─── RECORD LIST

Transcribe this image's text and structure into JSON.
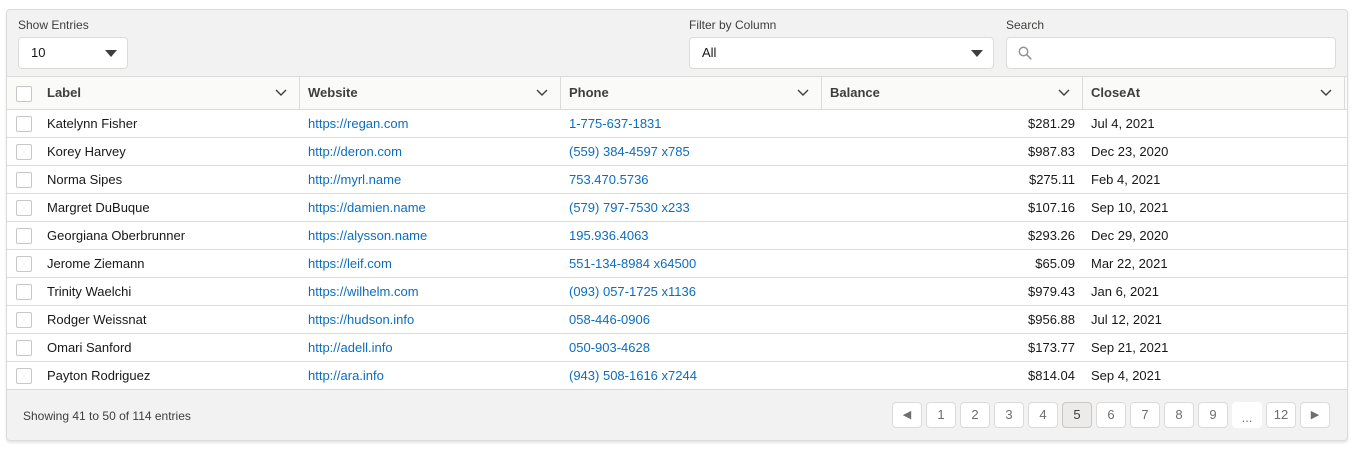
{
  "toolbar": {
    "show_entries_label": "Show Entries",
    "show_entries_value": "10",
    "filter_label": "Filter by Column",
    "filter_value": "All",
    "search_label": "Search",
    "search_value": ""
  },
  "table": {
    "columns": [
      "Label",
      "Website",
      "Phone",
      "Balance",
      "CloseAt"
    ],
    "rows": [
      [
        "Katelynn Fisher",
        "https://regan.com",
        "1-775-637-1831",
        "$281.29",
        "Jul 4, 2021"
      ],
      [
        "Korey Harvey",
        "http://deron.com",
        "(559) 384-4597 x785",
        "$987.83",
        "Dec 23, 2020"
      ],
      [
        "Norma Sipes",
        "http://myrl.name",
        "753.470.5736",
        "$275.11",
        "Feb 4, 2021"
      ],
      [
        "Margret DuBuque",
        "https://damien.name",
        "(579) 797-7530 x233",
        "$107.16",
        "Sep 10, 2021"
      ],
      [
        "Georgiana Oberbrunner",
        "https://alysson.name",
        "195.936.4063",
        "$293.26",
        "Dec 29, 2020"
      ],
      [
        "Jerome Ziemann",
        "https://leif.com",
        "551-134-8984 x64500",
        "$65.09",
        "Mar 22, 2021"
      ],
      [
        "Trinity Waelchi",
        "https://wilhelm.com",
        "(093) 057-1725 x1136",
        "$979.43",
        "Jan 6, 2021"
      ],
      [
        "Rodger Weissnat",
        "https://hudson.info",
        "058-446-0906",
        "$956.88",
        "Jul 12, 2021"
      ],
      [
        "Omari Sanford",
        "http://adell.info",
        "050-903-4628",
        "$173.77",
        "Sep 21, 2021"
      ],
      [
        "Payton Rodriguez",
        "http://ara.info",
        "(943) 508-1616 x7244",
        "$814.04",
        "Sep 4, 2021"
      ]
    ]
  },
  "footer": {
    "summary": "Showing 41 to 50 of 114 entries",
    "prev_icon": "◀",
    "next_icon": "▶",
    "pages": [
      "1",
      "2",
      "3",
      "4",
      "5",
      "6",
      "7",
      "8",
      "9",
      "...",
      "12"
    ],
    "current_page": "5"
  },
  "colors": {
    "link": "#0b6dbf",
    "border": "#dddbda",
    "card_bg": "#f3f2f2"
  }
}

──────

### TASK STATEMENT
The material above must be printed exactly, with its pictures left out.

### THE RESPONSE
Transcribe this image's text and structure into JSON.
{
  "toolbar": {
    "show_entries_label": "Show Entries",
    "show_entries_value": "10",
    "filter_label": "Filter by Column",
    "filter_value": "All",
    "search_label": "Search",
    "search_value": ""
  },
  "table": {
    "columns": [
      "Label",
      "Website",
      "Phone",
      "Balance",
      "CloseAt"
    ],
    "rows": [
      [
        "Katelynn Fisher",
        "https://regan.com",
        "1-775-637-1831",
        "$281.29",
        "Jul 4, 2021"
      ],
      [
        "Korey Harvey",
        "http://deron.com",
        "(559) 384-4597 x785",
        "$987.83",
        "Dec 23, 2020"
      ],
      [
        "Norma Sipes",
        "http://myrl.name",
        "753.470.5736",
        "$275.11",
        "Feb 4, 2021"
      ],
      [
        "Margret DuBuque",
        "https://damien.name",
        "(579) 797-7530 x233",
        "$107.16",
        "Sep 10, 2021"
      ],
      [
        "Georgiana Oberbrunner",
        "https://alysson.name",
        "195.936.4063",
        "$293.26",
        "Dec 29, 2020"
      ],
      [
        "Jerome Ziemann",
        "https://leif.com",
        "551-134-8984 x64500",
        "$65.09",
        "Mar 22, 2021"
      ],
      [
        "Trinity Waelchi",
        "https://wilhelm.com",
        "(093) 057-1725 x1136",
        "$979.43",
        "Jan 6, 2021"
      ],
      [
        "Rodger Weissnat",
        "https://hudson.info",
        "058-446-0906",
        "$956.88",
        "Jul 12, 2021"
      ],
      [
        "Omari Sanford",
        "http://adell.info",
        "050-903-4628",
        "$173.77",
        "Sep 21, 2021"
      ],
      [
        "Payton Rodriguez",
        "http://ara.info",
        "(943) 508-1616 x7244",
        "$814.04",
        "Sep 4, 2021"
      ]
    ]
  },
  "footer": {
    "summary": "Showing 41 to 50 of 114 entries",
    "prev_icon": "◀",
    "next_icon": "▶",
    "pages": [
      "1",
      "2",
      "3",
      "4",
      "5",
      "6",
      "7",
      "8",
      "9",
      "...",
      "12"
    ],
    "current_page": "5"
  },
  "colors": {
    "link": "#0b6dbf",
    "border": "#dddbda",
    "card_bg": "#f3f2f2"
  }
}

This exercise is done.